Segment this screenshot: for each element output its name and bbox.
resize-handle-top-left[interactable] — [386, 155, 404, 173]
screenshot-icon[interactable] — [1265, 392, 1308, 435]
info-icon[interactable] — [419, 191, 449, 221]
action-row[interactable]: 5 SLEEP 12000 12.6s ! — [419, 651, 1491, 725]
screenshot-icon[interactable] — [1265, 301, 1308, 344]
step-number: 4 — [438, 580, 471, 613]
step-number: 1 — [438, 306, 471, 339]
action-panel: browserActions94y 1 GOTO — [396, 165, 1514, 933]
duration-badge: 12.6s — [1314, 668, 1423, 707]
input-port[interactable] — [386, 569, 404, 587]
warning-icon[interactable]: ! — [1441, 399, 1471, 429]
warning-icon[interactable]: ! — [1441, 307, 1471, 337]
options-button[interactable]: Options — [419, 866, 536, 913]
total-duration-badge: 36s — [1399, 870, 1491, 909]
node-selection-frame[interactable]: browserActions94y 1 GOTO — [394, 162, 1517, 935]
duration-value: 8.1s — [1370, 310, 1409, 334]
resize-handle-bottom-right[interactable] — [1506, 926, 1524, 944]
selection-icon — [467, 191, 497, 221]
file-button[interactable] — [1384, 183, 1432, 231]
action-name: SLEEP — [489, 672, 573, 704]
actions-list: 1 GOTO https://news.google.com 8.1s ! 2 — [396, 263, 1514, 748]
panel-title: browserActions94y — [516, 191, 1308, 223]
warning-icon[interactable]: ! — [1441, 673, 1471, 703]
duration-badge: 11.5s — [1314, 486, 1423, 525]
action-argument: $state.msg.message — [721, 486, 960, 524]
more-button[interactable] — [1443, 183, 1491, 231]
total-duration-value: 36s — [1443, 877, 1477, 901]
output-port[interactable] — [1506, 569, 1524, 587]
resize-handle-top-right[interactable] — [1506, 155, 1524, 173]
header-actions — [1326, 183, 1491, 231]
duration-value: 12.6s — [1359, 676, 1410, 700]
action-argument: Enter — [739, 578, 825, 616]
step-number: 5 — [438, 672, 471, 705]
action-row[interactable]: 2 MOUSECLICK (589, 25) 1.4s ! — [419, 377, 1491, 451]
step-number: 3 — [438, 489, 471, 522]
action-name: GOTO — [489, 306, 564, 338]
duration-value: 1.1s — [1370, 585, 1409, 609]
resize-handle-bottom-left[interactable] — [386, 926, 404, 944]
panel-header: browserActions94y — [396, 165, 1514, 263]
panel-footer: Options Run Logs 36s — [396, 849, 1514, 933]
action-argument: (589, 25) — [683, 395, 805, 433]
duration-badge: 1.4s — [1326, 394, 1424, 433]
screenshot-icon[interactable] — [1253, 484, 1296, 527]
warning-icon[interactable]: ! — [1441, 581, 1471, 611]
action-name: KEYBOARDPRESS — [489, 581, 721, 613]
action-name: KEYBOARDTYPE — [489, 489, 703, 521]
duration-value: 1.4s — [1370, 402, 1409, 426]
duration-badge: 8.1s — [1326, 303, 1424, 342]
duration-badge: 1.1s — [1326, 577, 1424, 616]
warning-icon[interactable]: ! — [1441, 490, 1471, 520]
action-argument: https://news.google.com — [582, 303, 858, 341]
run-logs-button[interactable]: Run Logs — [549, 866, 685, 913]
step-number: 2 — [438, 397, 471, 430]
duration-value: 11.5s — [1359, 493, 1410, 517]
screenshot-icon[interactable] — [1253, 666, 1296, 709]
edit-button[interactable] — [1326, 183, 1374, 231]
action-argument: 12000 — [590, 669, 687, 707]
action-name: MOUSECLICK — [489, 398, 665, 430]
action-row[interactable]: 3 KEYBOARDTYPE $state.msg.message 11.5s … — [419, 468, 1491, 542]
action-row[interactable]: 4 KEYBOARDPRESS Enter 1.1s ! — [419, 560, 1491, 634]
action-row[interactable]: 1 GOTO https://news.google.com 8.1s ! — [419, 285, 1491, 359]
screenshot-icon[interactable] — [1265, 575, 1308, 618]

+++

• **Exercise description**: Reproduce every line of the records above verbatim, keeping each character and the line order unchanged.

• **Result for this task**:
Segment this screenshot: for each element output its name and bbox.
resize-handle-top-left[interactable] — [386, 155, 404, 173]
screenshot-icon[interactable] — [1265, 392, 1308, 435]
info-icon[interactable] — [419, 191, 449, 221]
action-row[interactable]: 5 SLEEP 12000 12.6s ! — [419, 651, 1491, 725]
screenshot-icon[interactable] — [1265, 301, 1308, 344]
step-number: 4 — [438, 580, 471, 613]
step-number: 1 — [438, 306, 471, 339]
action-panel: browserActions94y 1 GOTO — [396, 165, 1514, 933]
duration-badge: 12.6s — [1314, 668, 1423, 707]
input-port[interactable] — [386, 569, 404, 587]
warning-icon[interactable]: ! — [1441, 399, 1471, 429]
warning-icon[interactable]: ! — [1441, 307, 1471, 337]
options-button[interactable]: Options — [419, 866, 536, 913]
total-duration-badge: 36s — [1399, 870, 1491, 909]
node-selection-frame[interactable]: browserActions94y 1 GOTO — [394, 162, 1517, 935]
duration-value: 8.1s — [1370, 310, 1409, 334]
resize-handle-bottom-right[interactable] — [1506, 926, 1524, 944]
selection-icon — [467, 191, 497, 221]
file-button[interactable] — [1384, 183, 1432, 231]
action-name: SLEEP — [489, 672, 573, 704]
actions-list: 1 GOTO https://news.google.com 8.1s ! 2 — [396, 263, 1514, 748]
panel-title: browserActions94y — [516, 191, 1308, 223]
warning-icon[interactable]: ! — [1441, 673, 1471, 703]
duration-badge: 11.5s — [1314, 486, 1423, 525]
action-argument: $state.msg.message — [721, 486, 960, 524]
more-button[interactable] — [1443, 183, 1491, 231]
total-duration-value: 36s — [1443, 877, 1477, 901]
output-port[interactable] — [1506, 569, 1524, 587]
resize-handle-top-right[interactable] — [1506, 155, 1524, 173]
header-actions — [1326, 183, 1491, 231]
duration-value: 12.6s — [1359, 676, 1410, 700]
action-argument: Enter — [739, 578, 825, 616]
step-number: 5 — [438, 672, 471, 705]
action-row[interactable]: 2 MOUSECLICK (589, 25) 1.4s ! — [419, 377, 1491, 451]
step-number: 3 — [438, 489, 471, 522]
action-name: GOTO — [489, 306, 564, 338]
duration-value: 1.1s — [1370, 585, 1409, 609]
resize-handle-bottom-left[interactable] — [386, 926, 404, 944]
panel-header: browserActions94y — [396, 165, 1514, 263]
panel-footer: Options Run Logs 36s — [396, 849, 1514, 933]
action-argument: (589, 25) — [683, 395, 805, 433]
duration-badge: 1.4s — [1326, 394, 1424, 433]
screenshot-icon[interactable] — [1253, 484, 1296, 527]
warning-icon[interactable]: ! — [1441, 581, 1471, 611]
action-name: KEYBOARDPRESS — [489, 581, 721, 613]
action-name: KEYBOARDTYPE — [489, 489, 703, 521]
duration-value: 1.4s — [1370, 402, 1409, 426]
duration-badge: 8.1s — [1326, 303, 1424, 342]
duration-badge: 1.1s — [1326, 577, 1424, 616]
warning-icon[interactable]: ! — [1441, 490, 1471, 520]
action-argument: https://news.google.com — [582, 303, 858, 341]
run-logs-button[interactable]: Run Logs — [549, 866, 685, 913]
step-number: 2 — [438, 397, 471, 430]
duration-value: 11.5s — [1359, 493, 1410, 517]
screenshot-icon[interactable] — [1253, 666, 1296, 709]
edit-button[interactable] — [1326, 183, 1374, 231]
action-argument: 12000 — [590, 669, 687, 707]
action-name: MOUSECLICK — [489, 398, 665, 430]
action-row[interactable]: 3 KEYBOARDTYPE $state.msg.message 11.5s … — [419, 468, 1491, 542]
action-row[interactable]: 4 KEYBOARDPRESS Enter 1.1s ! — [419, 560, 1491, 634]
action-row[interactable]: 1 GOTO https://news.google.com 8.1s ! — [419, 285, 1491, 359]
screenshot-icon[interactable] — [1265, 575, 1308, 618]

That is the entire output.